PROBLEM STATEMENT: Return each line of the data below verbatim; pictures are to be left out.

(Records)

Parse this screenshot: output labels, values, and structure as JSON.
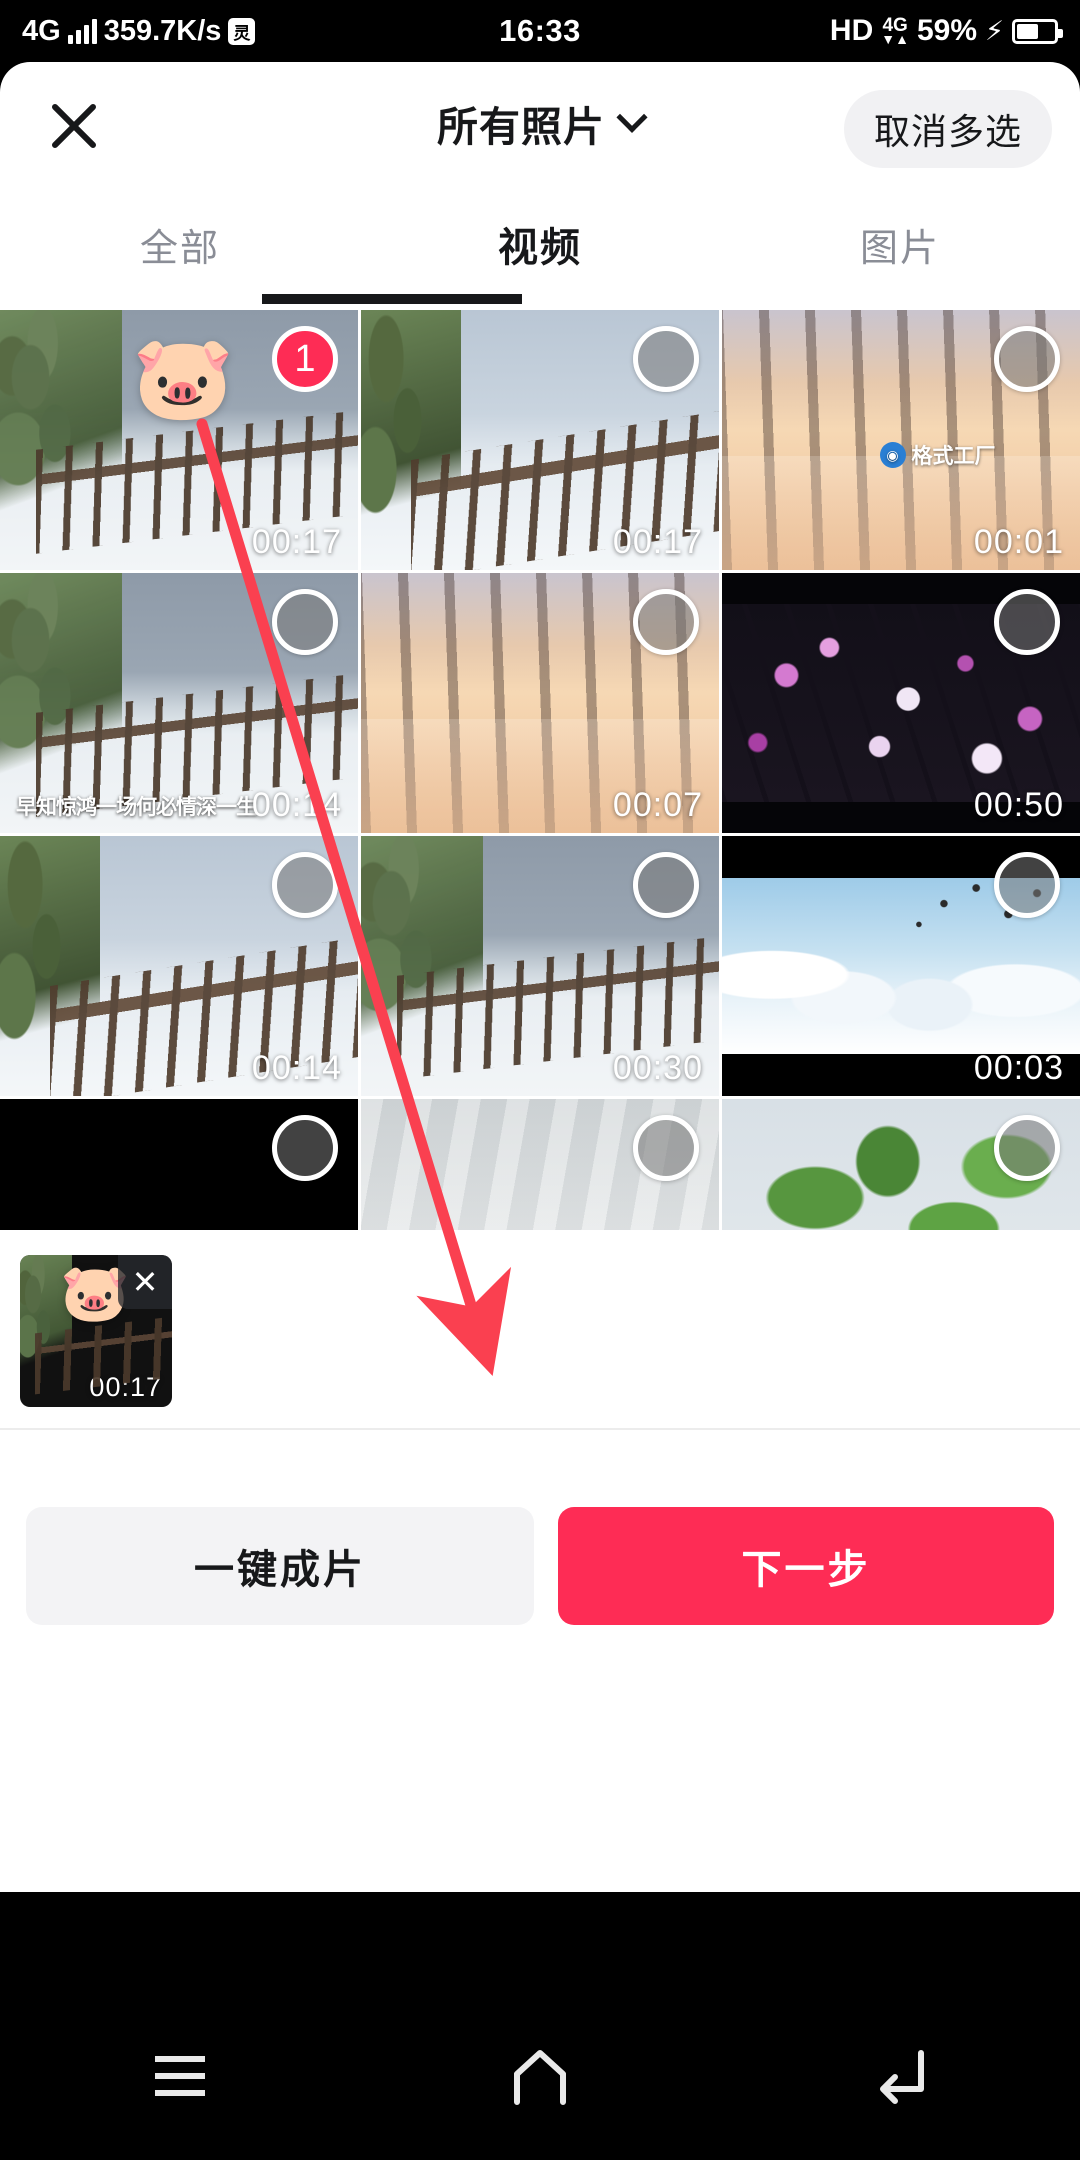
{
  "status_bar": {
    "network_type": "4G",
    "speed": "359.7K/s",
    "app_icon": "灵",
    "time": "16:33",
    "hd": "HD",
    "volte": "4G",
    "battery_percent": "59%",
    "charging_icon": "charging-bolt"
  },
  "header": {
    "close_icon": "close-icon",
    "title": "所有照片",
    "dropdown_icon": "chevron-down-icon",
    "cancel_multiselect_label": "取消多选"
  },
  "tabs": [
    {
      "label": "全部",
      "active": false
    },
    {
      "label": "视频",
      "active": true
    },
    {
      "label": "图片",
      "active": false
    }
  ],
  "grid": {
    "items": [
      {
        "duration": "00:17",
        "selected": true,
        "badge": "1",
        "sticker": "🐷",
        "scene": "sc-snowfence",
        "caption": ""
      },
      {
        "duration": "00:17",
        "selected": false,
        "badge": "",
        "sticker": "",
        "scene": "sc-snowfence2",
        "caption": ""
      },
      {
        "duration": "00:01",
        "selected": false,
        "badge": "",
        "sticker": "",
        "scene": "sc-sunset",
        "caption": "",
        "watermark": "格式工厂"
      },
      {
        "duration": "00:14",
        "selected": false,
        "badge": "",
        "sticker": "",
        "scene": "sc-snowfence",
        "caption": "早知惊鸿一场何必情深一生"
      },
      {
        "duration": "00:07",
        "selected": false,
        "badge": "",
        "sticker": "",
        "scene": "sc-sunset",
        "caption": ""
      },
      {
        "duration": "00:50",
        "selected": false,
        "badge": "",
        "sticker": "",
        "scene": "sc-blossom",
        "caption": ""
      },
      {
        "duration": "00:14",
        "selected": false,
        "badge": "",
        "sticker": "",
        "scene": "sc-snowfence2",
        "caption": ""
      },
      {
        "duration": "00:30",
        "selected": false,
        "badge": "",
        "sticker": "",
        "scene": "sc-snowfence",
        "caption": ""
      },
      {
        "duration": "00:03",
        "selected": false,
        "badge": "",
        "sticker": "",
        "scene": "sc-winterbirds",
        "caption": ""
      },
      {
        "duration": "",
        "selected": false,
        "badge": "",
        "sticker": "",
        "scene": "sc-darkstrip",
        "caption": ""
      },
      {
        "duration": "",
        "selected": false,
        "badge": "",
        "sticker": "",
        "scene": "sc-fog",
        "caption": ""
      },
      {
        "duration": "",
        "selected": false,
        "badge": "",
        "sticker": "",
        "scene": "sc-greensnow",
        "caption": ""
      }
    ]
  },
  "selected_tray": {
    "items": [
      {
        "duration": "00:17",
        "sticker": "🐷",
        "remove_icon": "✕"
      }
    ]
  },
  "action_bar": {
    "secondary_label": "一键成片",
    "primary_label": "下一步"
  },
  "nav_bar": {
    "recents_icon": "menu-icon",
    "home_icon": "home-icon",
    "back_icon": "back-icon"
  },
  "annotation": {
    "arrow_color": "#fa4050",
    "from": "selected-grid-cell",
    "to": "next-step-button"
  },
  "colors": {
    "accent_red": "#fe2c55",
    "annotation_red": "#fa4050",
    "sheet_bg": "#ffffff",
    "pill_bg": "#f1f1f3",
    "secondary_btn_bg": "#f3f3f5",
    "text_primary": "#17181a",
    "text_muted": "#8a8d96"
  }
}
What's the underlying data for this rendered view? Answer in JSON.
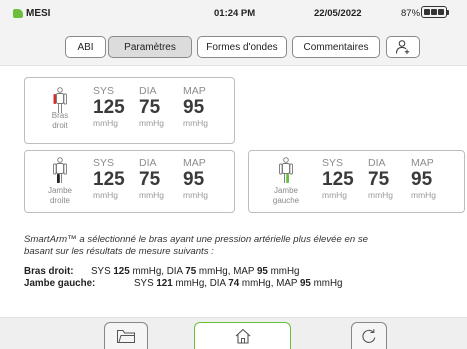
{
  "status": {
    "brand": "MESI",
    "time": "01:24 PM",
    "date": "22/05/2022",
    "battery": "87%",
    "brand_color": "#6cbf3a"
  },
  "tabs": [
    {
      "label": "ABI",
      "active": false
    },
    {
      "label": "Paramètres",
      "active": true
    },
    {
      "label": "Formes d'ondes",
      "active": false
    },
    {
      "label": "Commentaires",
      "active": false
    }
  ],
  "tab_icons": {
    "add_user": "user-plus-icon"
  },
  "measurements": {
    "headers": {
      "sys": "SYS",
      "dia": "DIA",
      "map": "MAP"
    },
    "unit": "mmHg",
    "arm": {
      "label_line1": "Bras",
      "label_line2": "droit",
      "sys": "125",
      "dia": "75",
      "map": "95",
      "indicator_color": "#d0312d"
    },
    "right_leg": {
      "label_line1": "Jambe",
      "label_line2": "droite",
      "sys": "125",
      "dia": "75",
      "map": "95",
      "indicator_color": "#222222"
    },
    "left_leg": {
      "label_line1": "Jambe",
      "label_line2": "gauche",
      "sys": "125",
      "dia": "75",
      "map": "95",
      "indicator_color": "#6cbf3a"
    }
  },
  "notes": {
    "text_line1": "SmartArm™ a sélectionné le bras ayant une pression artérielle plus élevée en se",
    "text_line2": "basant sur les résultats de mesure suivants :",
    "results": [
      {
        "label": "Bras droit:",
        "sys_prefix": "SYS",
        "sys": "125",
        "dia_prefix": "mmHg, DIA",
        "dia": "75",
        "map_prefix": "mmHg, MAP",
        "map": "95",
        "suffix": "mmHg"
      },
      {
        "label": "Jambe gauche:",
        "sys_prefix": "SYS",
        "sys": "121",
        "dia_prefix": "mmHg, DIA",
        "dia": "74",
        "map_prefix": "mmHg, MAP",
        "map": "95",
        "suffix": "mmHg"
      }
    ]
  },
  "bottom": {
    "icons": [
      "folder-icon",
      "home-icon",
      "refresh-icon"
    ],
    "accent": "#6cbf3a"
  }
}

COMPLETED TASK:
Parse this screenshot: output labels, values, and structure as JSON.
{
  "status_bar": {
    "network_type": "4G",
    "speed": "359.7K/s",
    "app_icon": "灵",
    "time": "16:33",
    "hd": "HD",
    "volte": "4G",
    "battery_percent": "59%",
    "charging_icon": "charging-bolt"
  },
  "header": {
    "close_icon": "close-icon",
    "title": "所有照片",
    "dropdown_icon": "chevron-down-icon",
    "cancel_multiselect_label": "取消多选"
  },
  "tabs": [
    {
      "label": "全部",
      "active": false
    },
    {
      "label": "视频",
      "active": true
    },
    {
      "label": "图片",
      "active": false
    }
  ],
  "grid": {
    "items": [
      {
        "duration": "00:17",
        "selected": true,
        "badge": "1",
        "sticker": "🐷",
        "scene": "sc-snowfence",
        "caption": ""
      },
      {
        "duration": "00:17",
        "selected": false,
        "badge": "",
        "sticker": "",
        "scene": "sc-snowfence2",
        "caption": ""
      },
      {
        "duration": "00:01",
        "selected": false,
        "badge": "",
        "sticker": "",
        "scene": "sc-sunset",
        "caption": "",
        "watermark": "格式工厂"
      },
      {
        "duration": "00:14",
        "selected": false,
        "badge": "",
        "sticker": "",
        "scene": "sc-snowfence",
        "caption": "早知惊鸿一场何必情深一生"
      },
      {
        "duration": "00:07",
        "selected": false,
        "badge": "",
        "sticker": "",
        "scene": "sc-sunset",
        "caption": ""
      },
      {
        "duration": "00:50",
        "selected": false,
        "badge": "",
        "sticker": "",
        "scene": "sc-blossom",
        "caption": ""
      },
      {
        "duration": "00:14",
        "selected": false,
        "badge": "",
        "sticker": "",
        "scene": "sc-snowfence2",
        "caption": ""
      },
      {
        "duration": "00:30",
        "selected": false,
        "badge": "",
        "sticker": "",
        "scene": "sc-snowfence",
        "caption": ""
      },
      {
        "duration": "00:03",
        "selected": false,
        "badge": "",
        "sticker": "",
        "scene": "sc-winterbirds",
        "caption": ""
      },
      {
        "duration": "",
        "selected": false,
        "badge": "",
        "sticker": "",
        "scene": "sc-darkstrip",
        "caption": ""
      },
      {
        "duration": "",
        "selected": false,
        "badge": "",
        "sticker": "",
        "scene": "sc-fog",
        "caption": ""
      },
      {
        "duration": "",
        "selected": false,
        "badge": "",
        "sticker": "",
        "scene": "sc-greensnow",
        "caption": ""
      }
    ]
  },
  "selected_tray": {
    "items": [
      {
        "duration": "00:17",
        "sticker": "🐷",
        "remove_icon": "✕"
      }
    ]
  },
  "action_bar": {
    "secondary_label": "一键成片",
    "primary_label": "下一步"
  },
  "nav_bar": {
    "recents_icon": "menu-icon",
    "home_icon": "home-icon",
    "back_icon": "back-icon"
  },
  "annotation": {
    "arrow_color": "#fa4050",
    "from": "selected-grid-cell",
    "to": "next-step-button"
  },
  "colors": {
    "accent_red": "#fe2c55",
    "annotation_red": "#fa4050",
    "sheet_bg": "#ffffff",
    "pill_bg": "#f1f1f3",
    "secondary_btn_bg": "#f3f3f5",
    "text_primary": "#17181a",
    "text_muted": "#8a8d96"
  }
}
What's the underlying data for this rendered view? Answer in JSON.
{
  "status": {
    "brand": "MESI",
    "time": "01:24 PM",
    "date": "22/05/2022",
    "battery": "87%",
    "brand_color": "#6cbf3a"
  },
  "tabs": [
    {
      "label": "ABI",
      "active": false
    },
    {
      "label": "Paramètres",
      "active": true
    },
    {
      "label": "Formes d'ondes",
      "active": false
    },
    {
      "label": "Commentaires",
      "active": false
    }
  ],
  "tab_icons": {
    "add_user": "user-plus-icon"
  },
  "measurements": {
    "headers": {
      "sys": "SYS",
      "dia": "DIA",
      "map": "MAP"
    },
    "unit": "mmHg",
    "arm": {
      "label_line1": "Bras",
      "label_line2": "droit",
      "sys": "125",
      "dia": "75",
      "map": "95",
      "indicator_color": "#d0312d"
    },
    "right_leg": {
      "label_line1": "Jambe",
      "label_line2": "droite",
      "sys": "125",
      "dia": "75",
      "map": "95",
      "indicator_color": "#222222"
    },
    "left_leg": {
      "label_line1": "Jambe",
      "label_line2": "gauche",
      "sys": "125",
      "dia": "75",
      "map": "95",
      "indicator_color": "#6cbf3a"
    }
  },
  "notes": {
    "text_line1": "SmartArm™ a sélectionné le bras ayant une pression artérielle plus élevée en se",
    "text_line2": "basant sur les résultats de mesure suivants :",
    "results": [
      {
        "label": "Bras droit:",
        "sys_prefix": "SYS",
        "sys": "125",
        "dia_prefix": "mmHg, DIA",
        "dia": "75",
        "map_prefix": "mmHg, MAP",
        "map": "95",
        "suffix": "mmHg"
      },
      {
        "label": "Jambe gauche:",
        "sys_prefix": "SYS",
        "sys": "121",
        "dia_prefix": "mmHg, DIA",
        "dia": "74",
        "map_prefix": "mmHg, MAP",
        "map": "95",
        "suffix": "mmHg"
      }
    ]
  },
  "bottom": {
    "icons": [
      "folder-icon",
      "home-icon",
      "refresh-icon"
    ],
    "accent": "#6cbf3a"
  }
}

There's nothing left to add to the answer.